## What to work on:
All of the entries must be reproduced exactly, with no images carried over.

## Information provided:
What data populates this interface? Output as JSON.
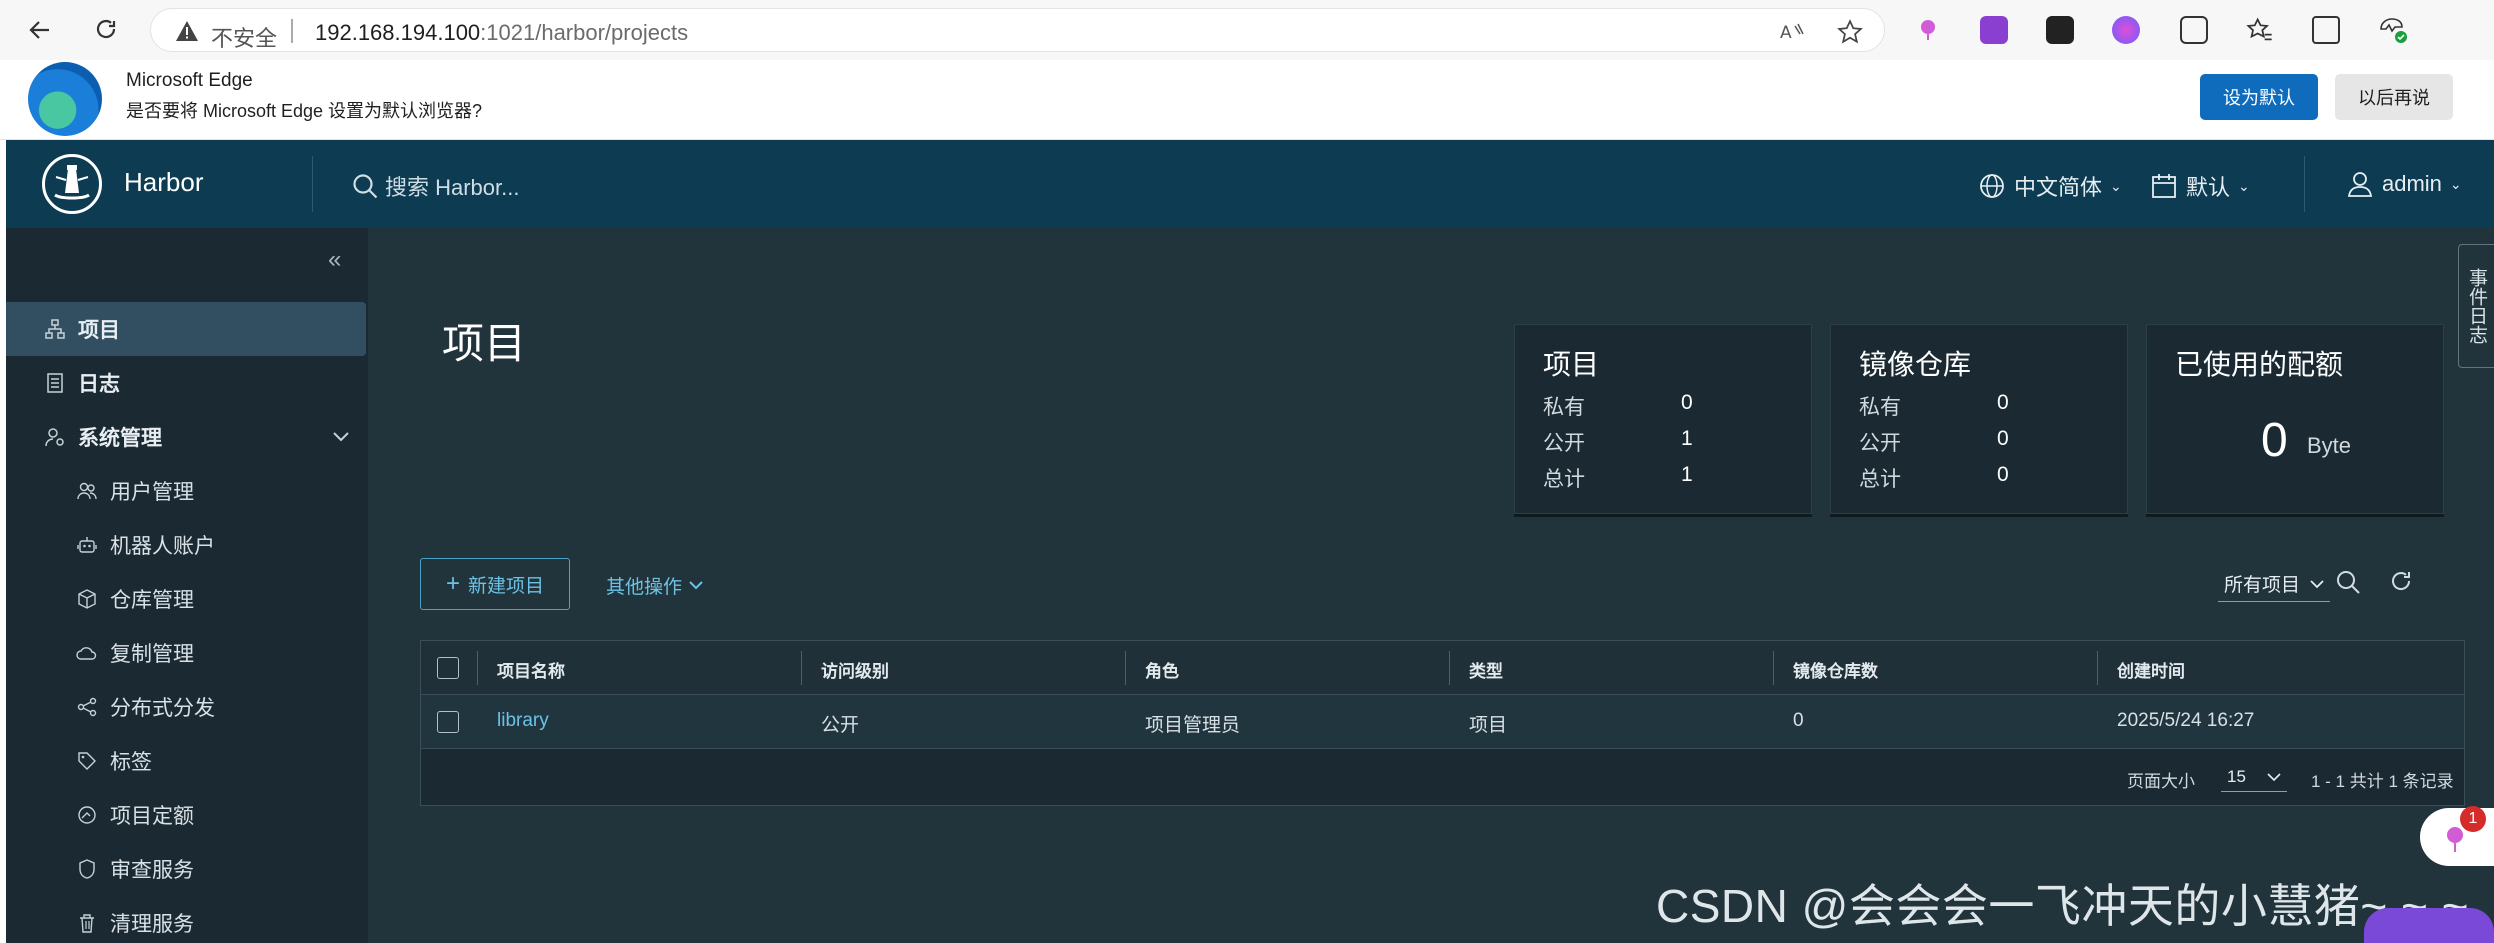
{
  "browser": {
    "insecure_label": "不安全",
    "url_host": "192.168.194.100",
    "url_rest": ":1021/harbor/projects"
  },
  "infobar": {
    "title": "Microsoft Edge",
    "message": "是否要将 Microsoft Edge 设置为默认浏览器?",
    "set_default": "设为默认",
    "later": "以后再说"
  },
  "header": {
    "brand": "Harbor",
    "search_placeholder": "搜索 Harbor...",
    "language": "中文简体",
    "theme": "默认",
    "user": "admin"
  },
  "sidebar": {
    "items": [
      {
        "label": "项目",
        "icon": "projects-icon"
      },
      {
        "label": "日志",
        "icon": "logs-icon"
      },
      {
        "label": "系统管理",
        "icon": "admin-icon"
      },
      {
        "label": "用户管理",
        "icon": "users-icon"
      },
      {
        "label": "机器人账户",
        "icon": "robot-icon"
      },
      {
        "label": "仓库管理",
        "icon": "registry-icon"
      },
      {
        "label": "复制管理",
        "icon": "replication-icon"
      },
      {
        "label": "分布式分发",
        "icon": "distribution-icon"
      },
      {
        "label": "标签",
        "icon": "tag-icon"
      },
      {
        "label": "项目定额",
        "icon": "quota-icon"
      },
      {
        "label": "审查服务",
        "icon": "shield-icon"
      },
      {
        "label": "清理服务",
        "icon": "trash-icon"
      }
    ]
  },
  "main": {
    "title": "项目",
    "cards": {
      "projects": {
        "title": "项目",
        "private_label": "私有",
        "private": "0",
        "public_label": "公开",
        "public": "1",
        "total_label": "总计",
        "total": "1"
      },
      "repos": {
        "title": "镜像仓库",
        "private_label": "私有",
        "private": "0",
        "public_label": "公开",
        "public": "0",
        "total_label": "总计",
        "total": "0"
      },
      "quota": {
        "title": "已使用的配额",
        "value": "0",
        "unit": "Byte"
      }
    },
    "new_project": "新建项目",
    "other_actions": "其他操作",
    "filter": "所有项目",
    "table": {
      "columns": [
        "项目名称",
        "访问级别",
        "角色",
        "类型",
        "镜像仓库数",
        "创建时间"
      ],
      "rows": [
        {
          "name": "library",
          "access": "公开",
          "role": "项目管理员",
          "type": "项目",
          "repos": "0",
          "created": "2025/5/24 16:27"
        }
      ],
      "page_size_label": "页面大小",
      "page_size": "15",
      "summary": "1 - 1 共计 1 条记录"
    }
  },
  "side_tab": "事件日志",
  "badge_count": "1",
  "watermark": "CSDN @会会会一飞冲天的小慧猪~ ~ ~"
}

## Written reply:
What data populates this interface? Output as JSON.
{
  "browser": {
    "insecure_label": "不安全",
    "url_host": "192.168.194.100",
    "url_rest": ":1021/harbor/projects"
  },
  "infobar": {
    "title": "Microsoft Edge",
    "message": "是否要将 Microsoft Edge 设置为默认浏览器?",
    "set_default": "设为默认",
    "later": "以后再说"
  },
  "header": {
    "brand": "Harbor",
    "search_placeholder": "搜索 Harbor...",
    "language": "中文简体",
    "theme": "默认",
    "user": "admin"
  },
  "sidebar": {
    "items": [
      {
        "label": "项目",
        "icon": "projects-icon"
      },
      {
        "label": "日志",
        "icon": "logs-icon"
      },
      {
        "label": "系统管理",
        "icon": "admin-icon"
      },
      {
        "label": "用户管理",
        "icon": "users-icon"
      },
      {
        "label": "机器人账户",
        "icon": "robot-icon"
      },
      {
        "label": "仓库管理",
        "icon": "registry-icon"
      },
      {
        "label": "复制管理",
        "icon": "replication-icon"
      },
      {
        "label": "分布式分发",
        "icon": "distribution-icon"
      },
      {
        "label": "标签",
        "icon": "tag-icon"
      },
      {
        "label": "项目定额",
        "icon": "quota-icon"
      },
      {
        "label": "审查服务",
        "icon": "shield-icon"
      },
      {
        "label": "清理服务",
        "icon": "trash-icon"
      }
    ]
  },
  "main": {
    "title": "项目",
    "cards": {
      "projects": {
        "title": "项目",
        "private_label": "私有",
        "private": "0",
        "public_label": "公开",
        "public": "1",
        "total_label": "总计",
        "total": "1"
      },
      "repos": {
        "title": "镜像仓库",
        "private_label": "私有",
        "private": "0",
        "public_label": "公开",
        "public": "0",
        "total_label": "总计",
        "total": "0"
      },
      "quota": {
        "title": "已使用的配额",
        "value": "0",
        "unit": "Byte"
      }
    },
    "new_project": "新建项目",
    "other_actions": "其他操作",
    "filter": "所有项目",
    "table": {
      "columns": [
        "项目名称",
        "访问级别",
        "角色",
        "类型",
        "镜像仓库数",
        "创建时间"
      ],
      "rows": [
        {
          "name": "library",
          "access": "公开",
          "role": "项目管理员",
          "type": "项目",
          "repos": "0",
          "created": "2025/5/24 16:27"
        }
      ],
      "page_size_label": "页面大小",
      "page_size": "15",
      "summary": "1 - 1 共计 1 条记录"
    }
  },
  "side_tab": "事件日志",
  "badge_count": "1",
  "watermark": "CSDN @会会会一飞冲天的小慧猪~ ~ ~"
}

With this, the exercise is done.